Written instruction
Identify all lines in the listing that include the word "mailbox", and copy them out.

Records about charts and figures:
━━━━━━━━━━━━━━━━━━━━
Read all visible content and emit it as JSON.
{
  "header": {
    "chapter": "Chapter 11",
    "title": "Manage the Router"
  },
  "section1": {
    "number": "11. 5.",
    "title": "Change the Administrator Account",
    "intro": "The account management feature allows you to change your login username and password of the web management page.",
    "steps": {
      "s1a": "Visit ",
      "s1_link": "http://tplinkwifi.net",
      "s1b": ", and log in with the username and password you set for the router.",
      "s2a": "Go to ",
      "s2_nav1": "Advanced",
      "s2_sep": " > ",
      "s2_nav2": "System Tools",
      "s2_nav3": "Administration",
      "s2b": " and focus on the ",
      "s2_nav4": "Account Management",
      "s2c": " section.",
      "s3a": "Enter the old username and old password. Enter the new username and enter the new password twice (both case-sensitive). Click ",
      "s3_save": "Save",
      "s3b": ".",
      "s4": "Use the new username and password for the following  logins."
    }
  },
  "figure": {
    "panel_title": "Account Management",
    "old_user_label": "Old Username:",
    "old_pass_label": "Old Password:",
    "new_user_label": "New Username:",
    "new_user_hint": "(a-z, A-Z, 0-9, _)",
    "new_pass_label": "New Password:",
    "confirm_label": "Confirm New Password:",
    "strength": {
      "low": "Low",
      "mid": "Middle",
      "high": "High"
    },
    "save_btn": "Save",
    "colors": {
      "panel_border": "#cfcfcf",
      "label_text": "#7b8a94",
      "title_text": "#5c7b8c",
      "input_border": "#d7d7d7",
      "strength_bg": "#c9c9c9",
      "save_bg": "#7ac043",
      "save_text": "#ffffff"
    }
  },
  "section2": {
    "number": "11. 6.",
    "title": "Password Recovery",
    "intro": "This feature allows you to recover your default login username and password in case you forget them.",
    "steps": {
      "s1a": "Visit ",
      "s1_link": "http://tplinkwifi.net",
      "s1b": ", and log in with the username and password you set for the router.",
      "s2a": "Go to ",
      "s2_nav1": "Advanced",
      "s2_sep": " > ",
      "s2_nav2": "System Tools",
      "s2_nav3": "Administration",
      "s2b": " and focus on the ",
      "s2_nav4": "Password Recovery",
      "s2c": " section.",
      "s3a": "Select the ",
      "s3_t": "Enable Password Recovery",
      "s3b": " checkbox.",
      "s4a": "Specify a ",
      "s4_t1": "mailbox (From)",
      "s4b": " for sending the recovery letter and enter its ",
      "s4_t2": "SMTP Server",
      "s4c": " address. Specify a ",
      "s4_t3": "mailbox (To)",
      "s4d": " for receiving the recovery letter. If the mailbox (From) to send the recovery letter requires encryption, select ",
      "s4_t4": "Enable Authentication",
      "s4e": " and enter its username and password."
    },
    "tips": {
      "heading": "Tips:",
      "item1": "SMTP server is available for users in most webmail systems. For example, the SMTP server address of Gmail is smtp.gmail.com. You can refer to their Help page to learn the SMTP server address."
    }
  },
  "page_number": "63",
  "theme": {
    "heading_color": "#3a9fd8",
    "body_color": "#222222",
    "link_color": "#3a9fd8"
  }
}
━━━━━━━━━━━━━━━━━━━━
Solution to this exercise
      "s4_t1": "mailbox (From)",
      "s4_t3": "mailbox (To)",
      "s4d": " for receiving the recovery letter. If the mailbox (From) to send the recovery letter requires encryption, select ",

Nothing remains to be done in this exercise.